— Dokument —

Wiedersehen nach 4000 Reise-Kilometern (Lahijan, Teil 1)
Mit einigen Nachträgen vervollständige ich das Blog-Tagebuch zur
Liegeradreise Ismaning – Isfahan.
Iran, Gilan, 07.06.2017
Im Morgengrauen rollen meine Räder weiter in das Tal des Sefid-Rūd (Sefid-Rūd =سفيدرود = weißer Fluss). Aus einem trockenen und ausgedörrtem Tal wird auf einer Strecke von 30km eine weite und wasserreiche Agrarlandschaft. Der Fluss zieht sich als Lebensader durch ein Mosaik aus glänzenden Reisfeldern. Hinter den nächsten Bergrücken vollzieht sich plötzlich ein farblicher Wandel vom tristen Gelbbraun zu üppig-grünen Schattierungen.
Ich bin froh, dass ich die enge Straße am Fluss, und somit die lange Reihe der qualmenden LKW verlassen kann und fahre entspannt auf dem Seitenstreifen des Highway – raus aus den Bergen und zielstrebig auf die Heimatstadt meines iranischen Freundes zu.
Im Umland der Stadt Lahijan erwarten mich überquellende Gärten und nahezu tropisches Flair. Hier befinde ich mich in der Reiskammer Irans. Eine gepflegte Kulturlandschaft, die mit ihren zahllosen Gräben und Bächen so reich an Wasser ist, dass das wilde, ungebändigte Grün dicht an die Häuser und Straßen heranwächst. Abends ist die Gegend erfüllt vom lauten Quaken der Frösche. Diese Nacht schlage ich mein Zelt auf einer Brachfläche zwischen Wasserkanal und Reisfeld auf. Bei den tropischen Temperaturen ist es stickig im Zelt, selbst beim Einschlafen schwitze ich.

Datensätze aus einer Datenquelle
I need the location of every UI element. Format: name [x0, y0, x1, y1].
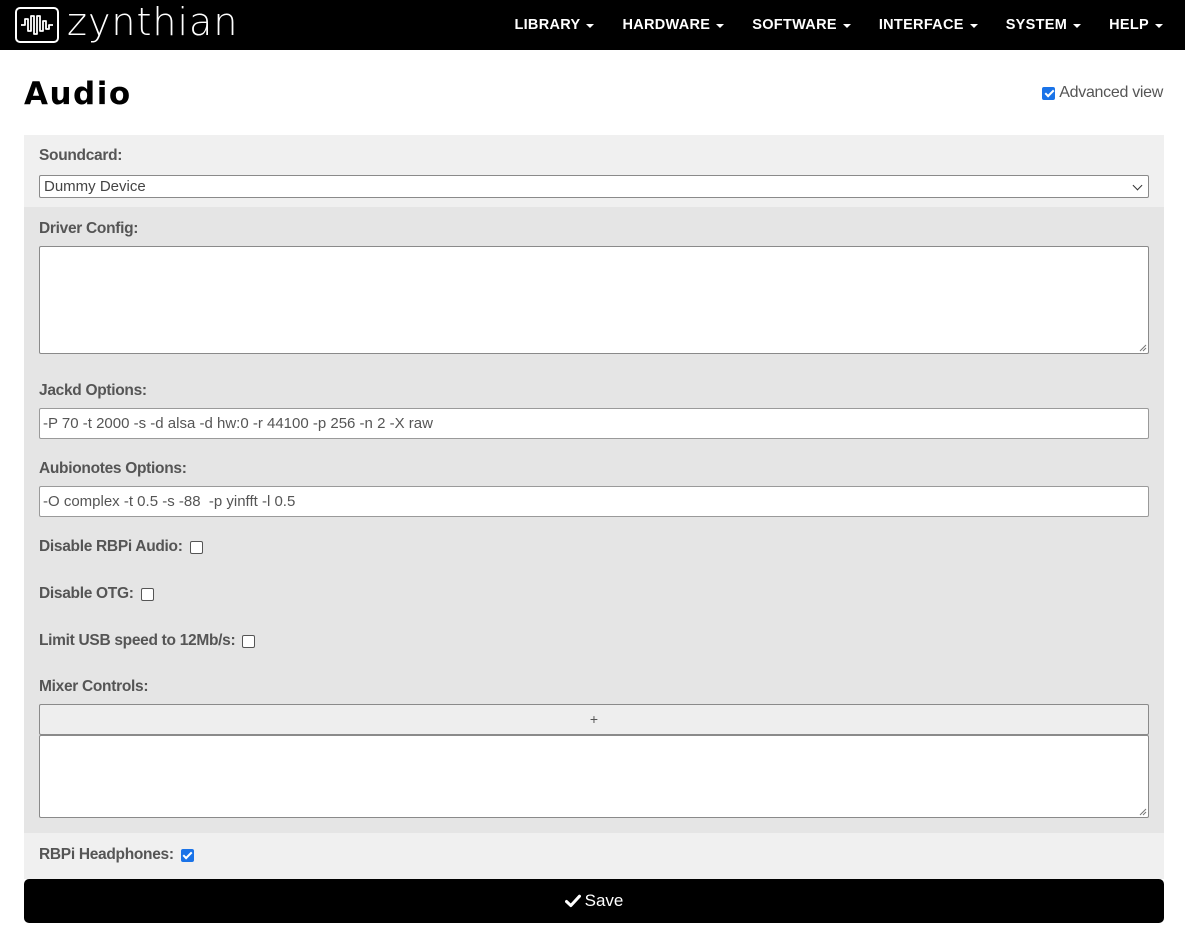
page-title: Audio [24, 76, 132, 112]
nav-interface[interactable]: INTERFACE [879, 17, 978, 33]
add-mixer-control-button[interactable]: + [39, 704, 1149, 735]
resize-grip-icon[interactable] [1138, 343, 1147, 352]
soundcard-label: Soundcard: [39, 147, 123, 164]
nav-library[interactable]: LIBRARY [514, 17, 595, 33]
nav-interface-label: INTERFACE [878, 17, 964, 33]
disable-otg-row: Disable OTG: [39, 585, 154, 603]
resize-grip-icon[interactable] [1138, 807, 1147, 816]
caret-down-icon [586, 24, 595, 28]
advanced-view-checkbox[interactable] [1042, 86, 1056, 100]
headphones-section: RBPi Headphones: [24, 833, 1164, 879]
caret-down-icon [842, 24, 851, 28]
nav-hardware[interactable]: HARDWARE [622, 17, 725, 33]
jackd-options-input[interactable]: -P 70 -t 2000 -s -d alsa -d hw:0 -r 4410… [39, 408, 1149, 439]
driver-config-label: Driver Config: [39, 220, 139, 237]
nav-help-label: HELP [1109, 17, 1149, 33]
chevron-down-icon [1132, 180, 1143, 191]
rbpi-headphones-checkbox[interactable] [180, 848, 194, 862]
advanced-view-toggle[interactable]: Advanced view [1042, 84, 1163, 102]
brand-name: zynthian [67, 0, 239, 44]
caret-down-icon [1073, 24, 1082, 28]
nav-software[interactable]: SOFTWARE [752, 17, 851, 33]
aubionotes-options-label: Aubionotes Options: [39, 460, 187, 477]
disable-otg-label: Disable OTG: [39, 585, 134, 602]
brand-logo[interactable]: zynthian [15, 0, 239, 44]
soundcard-section: Soundcard: Dummy Device [24, 135, 1164, 207]
nav-software-label: SOFTWARE [752, 17, 837, 33]
nav-library-label: LIBRARY [514, 17, 581, 33]
caret-down-icon [969, 24, 978, 28]
nav-help[interactable]: HELP [1109, 17, 1163, 33]
driver-settings-section: Driver Config: Jackd Options: -P 70 -t 2… [24, 207, 1164, 833]
jackd-options-label: Jackd Options: [39, 382, 147, 399]
disable-rbpi-audio-checkbox[interactable] [189, 540, 203, 554]
nav-system-label: SYSTEM [1005, 17, 1068, 33]
nav-hardware-label: HARDWARE [622, 17, 711, 33]
driver-config-textarea[interactable] [39, 246, 1149, 354]
caret-down-icon [716, 24, 725, 28]
soundcard-value: Dummy Device [44, 178, 146, 195]
rbpi-headphones-label: RBPi Headphones: [39, 846, 174, 863]
waveform-logo-icon [15, 7, 59, 43]
mixer-controls-textarea[interactable] [39, 735, 1149, 818]
limit-usb-speed-checkbox[interactable] [242, 634, 256, 648]
limit-usb-speed-row: Limit USB speed to 12Mb/s: [39, 632, 256, 650]
limit-usb-speed-label: Limit USB speed to 12Mb/s: [39, 632, 236, 649]
nav-menu: LIBRARY HARDWARE SOFTWARE INTERFACE SYST… [486, 0, 1163, 50]
top-navbar: zynthian LIBRARY HARDWARE SOFTWARE INTER… [0, 0, 1185, 50]
disable-rbpi-audio-row: Disable RBPi Audio: [39, 538, 203, 556]
disable-rbpi-audio-label: Disable RBPi Audio: [39, 538, 183, 555]
nav-system[interactable]: SYSTEM [1005, 17, 1082, 33]
soundcard-select[interactable]: Dummy Device [39, 175, 1149, 198]
rbpi-headphones-row: RBPi Headphones: [39, 846, 194, 864]
mixer-controls-label: Mixer Controls: [39, 678, 149, 695]
caret-down-icon [1155, 24, 1163, 28]
save-button[interactable]: Save [24, 879, 1164, 923]
save-label: Save [584, 891, 624, 910]
disable-otg-checkbox[interactable] [140, 587, 154, 601]
advanced-view-label: Advanced view [1059, 84, 1163, 101]
aubionotes-options-input[interactable]: -O complex -t 0.5 -s -88 -p yinfft -l 0.… [39, 486, 1149, 517]
check-icon [564, 894, 581, 908]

— Zu erledigen —
**A.** Gib den Reisebericht von „Mit einigen Nachträgen“ bis „iranischen Freundes zu.“ wortgetreu wieder.
**B.** Beantworte die folgenden Fragen knapp mithilfe des Reiseberichts.
(i) Was bedeutet der Name Sefid-Rūd?
(ii) Auf welcher Strecke wird aus dem trockenen Tal eine wasserreiche Agrarlandschaft?
(iii) Wo wird in dieser Nacht das Zelt aufgeschlagen?

— Erwartete Antworten —
**A.**
Mit einigen Nachträgen vervollständige ich das Blog-Tagebuch zur
Liegeradreise Ismaning – Isfahan.
Iran, Gilan, 07.06.2017
Im Morgengrauen rollen meine Räder weiter in das Tal des Sefid-Rūd (Sefid-Rūd =سفيدرود = weißer Fluss). Aus einem trockenen und ausgedörrtem Tal wird auf einer Strecke von 30km eine weite und wasserreiche Agrarlandschaft. Der Fluss zieht sich als Lebensader durch ein Mosaik aus glänzenden Reisfeldern. Hinter den nächsten Bergrücken vollzieht sich plötzlich ein farblicher Wandel vom tristen Gelbbraun zu üppig-grünen Schattierungen.
Ich bin froh, dass ich die enge Straße am Fluss, und somit die lange Reihe der qualmenden LKW verlassen kann und fahre entspannt auf dem Seitenstreifen des Highway – raus aus den Bergen und zielstrebig auf die Heimatstadt meines iranischen Freundes zu.

**B.**
(i) Weißer Fluss.
(ii) Auf einer Strecke von 30 km.
(iii) Auf einer Brachfläche zwischen Wasserkanal und Reisfeld.